6.2 A crise ambiental como crise da cultura ocident al

Impossível nesse início de século XXI, escamotear a crise ambiental que

assola todos os cantos do planeta Terra e de um modo geral, toda a humanidade.

Os sinais de desestruturação de ecossistemas e a degradação do ambiente já são

vividos como consequência da superexploração da Natureza em todos os

continentes, não há como negar.

Na raiz da crise ambiental encontra-se o poder adquirido pela racionalidade

científica que se desenvolveu notadamente nos últimos quinhentos anos na história

da humanidade. Deve-se ressaltar que este pensamento deu-se de maneira lenta,

fluindo pelas diferentes culturas, levado pelos europeus até atingir todos os

continentes. Estamos hoje, condicionados e subordinados pelo poder da

globalização econômica no qual a técnica e a ciência se expandiram tanto, que

atingiram todo o mundo. Mazzotti (1997, p. 106) resumiu muito bem essas

circunstâncias nas quais nos encontramos:

[o problema ambiental] é visto como um desequilíbrio produzido pelo “estilo de vida” da sociedade moderna. As razões para o desequilíbrio seriam de duas ordens gerais: o tipo de desenvolvimento econômico e o tipo de racionalidade envolvida – cartesiana, particularista. Dessa maneira seria necessária a construção de outro estilo de vida e de uma nova racionalidade. Esta nova racionalidade seria holística e implicaria uma nova ética de respeito à diversidade biológica e cultural, que estaria na base da sociedade sustentável. A ênfase das ações educativas justifica-se pela necessidade de formar um novo homem, aquele que seria capaz de viver em harmonia com a natureza.
::::::
Exercício curto 1:
Reescreva o trecho sobre a crise ambiental de "Os sinais de" até "há como negar.", inclusive, trocando "ecossistemas" por "biomas".

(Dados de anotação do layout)
::::::
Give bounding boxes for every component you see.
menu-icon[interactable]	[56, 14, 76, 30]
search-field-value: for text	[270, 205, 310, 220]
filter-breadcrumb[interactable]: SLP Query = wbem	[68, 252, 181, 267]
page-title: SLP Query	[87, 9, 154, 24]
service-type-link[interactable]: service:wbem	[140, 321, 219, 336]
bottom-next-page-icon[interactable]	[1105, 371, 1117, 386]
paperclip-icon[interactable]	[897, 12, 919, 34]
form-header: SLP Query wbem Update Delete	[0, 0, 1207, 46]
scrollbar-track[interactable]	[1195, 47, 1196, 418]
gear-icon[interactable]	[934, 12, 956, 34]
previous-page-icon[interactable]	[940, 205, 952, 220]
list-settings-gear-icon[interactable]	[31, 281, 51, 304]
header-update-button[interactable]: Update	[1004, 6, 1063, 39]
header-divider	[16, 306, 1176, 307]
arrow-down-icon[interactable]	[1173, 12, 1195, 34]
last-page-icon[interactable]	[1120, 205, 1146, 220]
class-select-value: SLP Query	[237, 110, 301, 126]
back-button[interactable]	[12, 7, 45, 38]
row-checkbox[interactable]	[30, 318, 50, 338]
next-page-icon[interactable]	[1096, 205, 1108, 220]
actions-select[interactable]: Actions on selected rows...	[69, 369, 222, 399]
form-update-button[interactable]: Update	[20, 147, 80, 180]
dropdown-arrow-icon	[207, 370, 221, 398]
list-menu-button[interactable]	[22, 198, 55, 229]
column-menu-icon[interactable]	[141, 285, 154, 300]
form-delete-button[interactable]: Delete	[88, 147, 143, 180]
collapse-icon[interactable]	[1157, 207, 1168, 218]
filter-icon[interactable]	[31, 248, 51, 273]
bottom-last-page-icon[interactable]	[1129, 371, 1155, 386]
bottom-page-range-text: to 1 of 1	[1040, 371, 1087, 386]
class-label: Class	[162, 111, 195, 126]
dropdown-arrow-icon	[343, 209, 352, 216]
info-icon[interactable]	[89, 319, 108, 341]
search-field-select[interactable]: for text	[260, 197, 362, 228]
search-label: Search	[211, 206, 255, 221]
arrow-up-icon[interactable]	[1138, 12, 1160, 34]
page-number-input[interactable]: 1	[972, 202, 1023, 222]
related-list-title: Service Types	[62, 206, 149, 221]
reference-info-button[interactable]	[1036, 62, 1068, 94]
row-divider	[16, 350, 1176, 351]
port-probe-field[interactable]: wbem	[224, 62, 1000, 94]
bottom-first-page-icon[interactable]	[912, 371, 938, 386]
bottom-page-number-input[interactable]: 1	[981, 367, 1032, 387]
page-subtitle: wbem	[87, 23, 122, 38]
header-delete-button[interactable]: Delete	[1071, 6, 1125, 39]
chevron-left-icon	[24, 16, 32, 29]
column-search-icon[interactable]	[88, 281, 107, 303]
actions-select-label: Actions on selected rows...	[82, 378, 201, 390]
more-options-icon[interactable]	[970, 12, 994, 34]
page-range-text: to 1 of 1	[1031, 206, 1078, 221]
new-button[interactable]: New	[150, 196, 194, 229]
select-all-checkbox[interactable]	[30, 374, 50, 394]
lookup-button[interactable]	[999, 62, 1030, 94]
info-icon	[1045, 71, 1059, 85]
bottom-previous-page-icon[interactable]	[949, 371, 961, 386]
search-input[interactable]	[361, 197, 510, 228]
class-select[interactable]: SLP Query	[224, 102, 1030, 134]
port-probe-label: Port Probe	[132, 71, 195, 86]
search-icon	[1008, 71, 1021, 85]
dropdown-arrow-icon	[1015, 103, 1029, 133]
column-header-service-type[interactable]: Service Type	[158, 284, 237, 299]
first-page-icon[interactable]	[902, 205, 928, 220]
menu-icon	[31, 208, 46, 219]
::::::
Exercício curto 2:
Mostre todas as linhas dos registros que contêm a palavra "Delete", diferenciando maiúsculas de minúsculas.

Resultado do exercício 1:
Os sinais de desestruturação de biomas e a degradação do ambiente já são

vividos como consequência da superexploração da Natureza em todos os

continentes, não há como negar.

Resultado do exercício 2:
form-header: SLP Query wbem Update Delete	[0, 0, 1207, 46]
form-delete-button[interactable]: Delete	[88, 147, 143, 180]
header-delete-button[interactable]: Delete	[1071, 6, 1125, 39]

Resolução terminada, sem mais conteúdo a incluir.